━━ Selected text ━━
With many families still trapped in financial crisis, the ability to save and invest has always been a pipe dream and most of these families have been chasing ghost shadows. However, MasterCard is challenging the status quo with the launch of its financial inclusion lab that will incubate financial tools meant to free people entombed in these financial traps.
The lab which targets over 100 million people globally has been boosted by a $11 million grant from Bill & Melinda Gates Foundation to fund the research and incubations taking place at the workshop.
“Too many people lack access to the most basic financial services, leaving them trapped in a cash economy that imposes greater risks and costs on those least able to afford them,” said Ajay Banga, president and CEO at MasterCard. “Through the investment made by the Gates Foundation, coupled with our strong innovation processes, MasterCard will create and scale financial services that open up a world of inclusion and help people build better, brighter futures.”
━━━
■ Task requirements:
1. According to the passage on MasterCard's financial inclusion lab, how much did the Bill & Melinda Gates Foundation grant to the lab?
2. Summarize the passage on MasterCard's financial inclusion lab in two sentences.
━━ Information ━━
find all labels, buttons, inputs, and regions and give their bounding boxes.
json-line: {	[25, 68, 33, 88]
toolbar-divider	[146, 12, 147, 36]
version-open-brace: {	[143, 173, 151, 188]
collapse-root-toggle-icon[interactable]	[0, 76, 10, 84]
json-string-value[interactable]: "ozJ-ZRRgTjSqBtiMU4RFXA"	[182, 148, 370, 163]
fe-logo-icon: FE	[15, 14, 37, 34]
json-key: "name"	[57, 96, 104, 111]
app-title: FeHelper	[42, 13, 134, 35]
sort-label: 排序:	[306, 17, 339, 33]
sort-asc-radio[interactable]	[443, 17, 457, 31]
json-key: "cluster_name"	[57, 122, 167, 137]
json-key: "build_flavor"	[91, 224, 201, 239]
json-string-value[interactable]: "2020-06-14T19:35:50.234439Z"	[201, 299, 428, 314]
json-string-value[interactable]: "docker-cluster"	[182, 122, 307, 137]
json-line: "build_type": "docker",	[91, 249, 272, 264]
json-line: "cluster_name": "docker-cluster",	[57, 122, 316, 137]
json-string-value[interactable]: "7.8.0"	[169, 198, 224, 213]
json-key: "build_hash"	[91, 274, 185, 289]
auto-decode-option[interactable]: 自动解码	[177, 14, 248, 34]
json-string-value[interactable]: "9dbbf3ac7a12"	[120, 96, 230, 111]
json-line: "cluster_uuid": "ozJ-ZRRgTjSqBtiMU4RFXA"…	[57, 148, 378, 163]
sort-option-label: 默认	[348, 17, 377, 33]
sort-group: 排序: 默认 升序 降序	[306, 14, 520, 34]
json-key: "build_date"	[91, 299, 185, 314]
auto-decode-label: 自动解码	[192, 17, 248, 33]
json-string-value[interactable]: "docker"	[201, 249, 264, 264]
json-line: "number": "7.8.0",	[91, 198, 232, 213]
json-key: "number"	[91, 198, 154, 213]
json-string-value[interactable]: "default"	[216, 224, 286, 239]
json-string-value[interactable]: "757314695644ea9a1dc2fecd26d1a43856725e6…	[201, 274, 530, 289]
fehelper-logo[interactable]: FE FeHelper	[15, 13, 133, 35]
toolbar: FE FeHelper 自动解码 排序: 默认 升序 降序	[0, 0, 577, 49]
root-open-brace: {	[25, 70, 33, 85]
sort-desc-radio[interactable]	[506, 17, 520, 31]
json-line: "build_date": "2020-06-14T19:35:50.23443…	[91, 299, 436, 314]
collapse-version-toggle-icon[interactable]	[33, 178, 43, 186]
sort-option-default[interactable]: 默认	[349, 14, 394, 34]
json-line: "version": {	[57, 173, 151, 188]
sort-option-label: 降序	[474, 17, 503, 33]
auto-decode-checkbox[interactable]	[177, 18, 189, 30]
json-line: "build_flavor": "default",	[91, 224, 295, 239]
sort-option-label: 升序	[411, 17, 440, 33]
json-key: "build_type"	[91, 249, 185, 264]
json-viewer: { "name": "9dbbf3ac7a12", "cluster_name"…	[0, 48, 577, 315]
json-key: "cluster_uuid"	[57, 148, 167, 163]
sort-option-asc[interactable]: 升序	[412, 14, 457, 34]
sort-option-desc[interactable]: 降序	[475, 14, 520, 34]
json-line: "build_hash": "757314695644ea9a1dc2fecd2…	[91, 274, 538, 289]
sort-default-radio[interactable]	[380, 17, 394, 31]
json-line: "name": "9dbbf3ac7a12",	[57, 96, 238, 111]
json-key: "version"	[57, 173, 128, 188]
━━━
■ Your responses:
1. $11 million

2. MasterCard has launched a financial inclusion lab to incubate financial tools for families trapped in financial crisis, targeting over 100 million people globally. The lab is supported by an $11 million grant from the Bill & Melinda Gates Foundation, and MasterCard's president and CEO, Ajay Banga, said the company will create and scale financial services for people who lack access to basic ones.